**Provided material**
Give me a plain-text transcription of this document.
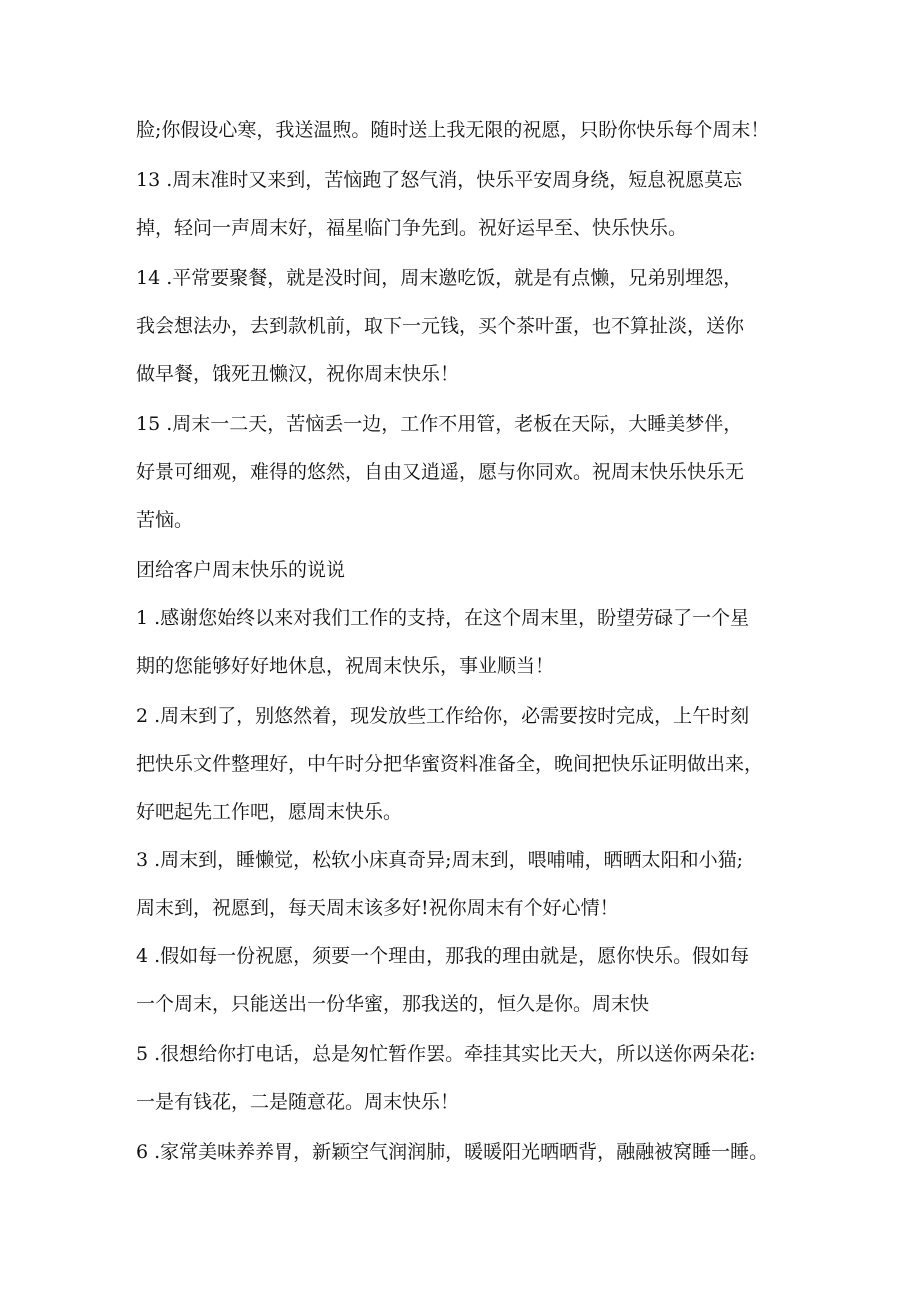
脸;你假设心寒，我送温煦。随时送上我无限的祝愿，只盼你快乐每个周末！
13 .周末准时又来到，苦恼跑了怒气消，快乐平安周身绕，短息祝愿莫忘
掉，轻问一声周末好，福星临门争先到。祝好运早至、快乐快乐。
14 .平常要聚餐，就是没时间，周末邀吃饭，就是有点懒，兄弟别埋怨，
我会想法办，去到款机前，取下一元钱，买个茶叶蛋，也不算扯淡，送你
做早餐，饿死丑懒汉，祝你周末快乐！
15 .周末一二天，苦恼丢一边，工作不用管，老板在天际，大睡美梦伴，
好景可细观，难得的悠然，自由又逍遥，愿与你同欢。祝周末快乐快乐无
苦恼。
团给客户周末快乐的说说
1 .感谢您始终以来对我们工作的支持，在这个周末里，盼望劳碌了一个星
期的您能够好好地休息，祝周末快乐，事业顺当！
2 .周末到了，别悠然着，现发放些工作给你，必需要按时完成，上午时刻
把快乐文件整理好，中午时分把华蜜资料准备全，晚间把快乐证明做出来，
好吧起先工作吧，愿周末快乐。
3 .周末到，睡懒觉，松软小床真奇异;周末到，喂哺哺，晒晒太阳和小猫;
周末到，祝愿到，每天周末该多好!祝你周末有个好心情！
4 .假如每一份祝愿，须要一个理由，那我的理由就是，愿你快乐。假如每
一个周末，只能送出一份华蜜，那我送的，恒久是你。周末快
5 .很想给你打电话，总是匆忙暂作罢。牵挂其实比天大，所以送你两朵花:
一是有钱花，二是随意花。周末快乐！
6 .家常美味养养胃，新颖空气润润肺，暖暖阳光晒晒背，融融被窝睡一睡。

**Goal**
Write out the records above exactly as they appear, leaving out any pictures.

**Task response**
Give me a plain-text transcription of this document.
脸;你假设心寒，我送温煦。随时送上我无限的祝愿，只盼你快乐每个周末！
13 .周末准时又来到，苦恼跑了怒气消，快乐平安周身绕，短息祝愿莫忘
掉，轻问一声周末好，福星临门争先到。祝好运早至、快乐快乐。
14 .平常要聚餐，就是没时间，周末邀吃饭，就是有点懒，兄弟别埋怨，
我会想法办，去到款机前，取下一元钱，买个茶叶蛋，也不算扯淡，送你
做早餐，饿死丑懒汉，祝你周末快乐！
15 .周末一二天，苦恼丢一边，工作不用管，老板在天际，大睡美梦伴，
好景可细观，难得的悠然，自由又逍遥，愿与你同欢。祝周末快乐快乐无
苦恼。
团给客户周末快乐的说说
1 .感谢您始终以来对我们工作的支持，在这个周末里，盼望劳碌了一个星
期的您能够好好地休息，祝周末快乐，事业顺当！
2 .周末到了，别悠然着，现发放些工作给你，必需要按时完成，上午时刻
把快乐文件整理好，中午时分把华蜜资料准备全，晚间把快乐证明做出来，
好吧起先工作吧，愿周末快乐。
3 .周末到，睡懒觉，松软小床真奇异;周末到，喂哺哺，晒晒太阳和小猫;
周末到，祝愿到，每天周末该多好!祝你周末有个好心情！
4 .假如每一份祝愿，须要一个理由，那我的理由就是，愿你快乐。假如每
一个周末，只能送出一份华蜜，那我送的，恒久是你。周末快
5 .很想给你打电话，总是匆忙暂作罢。牵挂其实比天大，所以送你两朵花:
一是有钱花，二是随意花。周末快乐！
6 .家常美味养养胃，新颖空气润润肺，暖暖阳光晒晒背，融融被窝睡一睡。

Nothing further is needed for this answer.